* Data provided:
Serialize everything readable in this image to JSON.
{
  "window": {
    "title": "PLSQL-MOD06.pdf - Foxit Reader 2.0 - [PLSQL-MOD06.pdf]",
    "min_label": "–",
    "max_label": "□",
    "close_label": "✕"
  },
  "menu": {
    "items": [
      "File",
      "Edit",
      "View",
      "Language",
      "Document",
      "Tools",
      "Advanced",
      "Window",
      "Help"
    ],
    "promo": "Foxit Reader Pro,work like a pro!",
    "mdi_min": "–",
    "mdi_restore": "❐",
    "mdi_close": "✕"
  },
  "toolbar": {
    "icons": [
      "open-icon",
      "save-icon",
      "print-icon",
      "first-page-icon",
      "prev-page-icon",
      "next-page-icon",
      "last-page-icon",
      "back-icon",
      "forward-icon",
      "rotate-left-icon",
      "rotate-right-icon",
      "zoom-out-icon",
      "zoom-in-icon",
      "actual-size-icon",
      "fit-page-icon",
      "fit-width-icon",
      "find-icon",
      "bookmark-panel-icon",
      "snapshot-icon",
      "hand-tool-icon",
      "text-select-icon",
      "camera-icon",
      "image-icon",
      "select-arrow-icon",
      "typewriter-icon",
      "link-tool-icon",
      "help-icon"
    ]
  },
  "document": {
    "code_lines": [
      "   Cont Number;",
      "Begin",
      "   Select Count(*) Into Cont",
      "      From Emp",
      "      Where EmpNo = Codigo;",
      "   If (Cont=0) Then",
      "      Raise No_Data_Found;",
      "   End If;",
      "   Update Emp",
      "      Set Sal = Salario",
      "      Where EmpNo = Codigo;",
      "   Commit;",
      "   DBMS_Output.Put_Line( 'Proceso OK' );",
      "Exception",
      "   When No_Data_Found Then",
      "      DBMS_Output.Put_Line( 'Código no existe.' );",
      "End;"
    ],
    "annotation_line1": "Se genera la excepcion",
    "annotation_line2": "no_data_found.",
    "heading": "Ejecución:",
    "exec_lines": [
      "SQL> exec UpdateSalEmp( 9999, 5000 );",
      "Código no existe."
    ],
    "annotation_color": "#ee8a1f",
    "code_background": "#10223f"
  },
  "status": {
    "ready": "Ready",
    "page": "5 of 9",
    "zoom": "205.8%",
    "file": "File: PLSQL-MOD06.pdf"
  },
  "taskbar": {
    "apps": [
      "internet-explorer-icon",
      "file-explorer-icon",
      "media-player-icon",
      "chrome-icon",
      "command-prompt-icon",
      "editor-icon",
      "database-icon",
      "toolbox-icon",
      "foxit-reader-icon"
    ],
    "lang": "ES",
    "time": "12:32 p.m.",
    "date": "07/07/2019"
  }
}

* Work to do: Repeat the material word for word, in full.

* Solution to the problem:
Serialize everything readable in this image to JSON.
{
  "window": {
    "title": "PLSQL-MOD06.pdf - Foxit Reader 2.0 - [PLSQL-MOD06.pdf]",
    "min_label": "–",
    "max_label": "□",
    "close_label": "✕"
  },
  "menu": {
    "items": [
      "File",
      "Edit",
      "View",
      "Language",
      "Document",
      "Tools",
      "Advanced",
      "Window",
      "Help"
    ],
    "promo": "Foxit Reader Pro,work like a pro!",
    "mdi_min": "–",
    "mdi_restore": "❐",
    "mdi_close": "✕"
  },
  "toolbar": {
    "icons": [
      "open-icon",
      "save-icon",
      "print-icon",
      "first-page-icon",
      "prev-page-icon",
      "next-page-icon",
      "last-page-icon",
      "back-icon",
      "forward-icon",
      "rotate-left-icon",
      "rotate-right-icon",
      "zoom-out-icon",
      "zoom-in-icon",
      "actual-size-icon",
      "fit-page-icon",
      "fit-width-icon",
      "find-icon",
      "bookmark-panel-icon",
      "snapshot-icon",
      "hand-tool-icon",
      "text-select-icon",
      "camera-icon",
      "image-icon",
      "select-arrow-icon",
      "typewriter-icon",
      "link-tool-icon",
      "help-icon"
    ]
  },
  "document": {
    "code_lines": [
      "   Cont Number;",
      "Begin",
      "   Select Count(*) Into Cont",
      "      From Emp",
      "      Where EmpNo = Codigo;",
      "   If (Cont=0) Then",
      "      Raise No_Data_Found;",
      "   End If;",
      "   Update Emp",
      "      Set Sal = Salario",
      "      Where EmpNo = Codigo;",
      "   Commit;",
      "   DBMS_Output.Put_Line( 'Proceso OK' );",
      "Exception",
      "   When No_Data_Found Then",
      "      DBMS_Output.Put_Line( 'Código no existe.' );",
      "End;"
    ],
    "annotation_line1": "Se genera la excepcion",
    "annotation_line2": "no_data_found.",
    "heading": "Ejecución:",
    "exec_lines": [
      "SQL> exec UpdateSalEmp( 9999, 5000 );",
      "Código no existe."
    ],
    "annotation_color": "#ee8a1f",
    "code_background": "#10223f"
  },
  "status": {
    "ready": "Ready",
    "page": "5 of 9",
    "zoom": "205.8%",
    "file": "File: PLSQL-MOD06.pdf"
  },
  "taskbar": {
    "apps": [
      "internet-explorer-icon",
      "file-explorer-icon",
      "media-player-icon",
      "chrome-icon",
      "command-prompt-icon",
      "editor-icon",
      "database-icon",
      "toolbox-icon",
      "foxit-reader-icon"
    ],
    "lang": "ES",
    "time": "12:32 p.m.",
    "date": "07/07/2019"
  }
}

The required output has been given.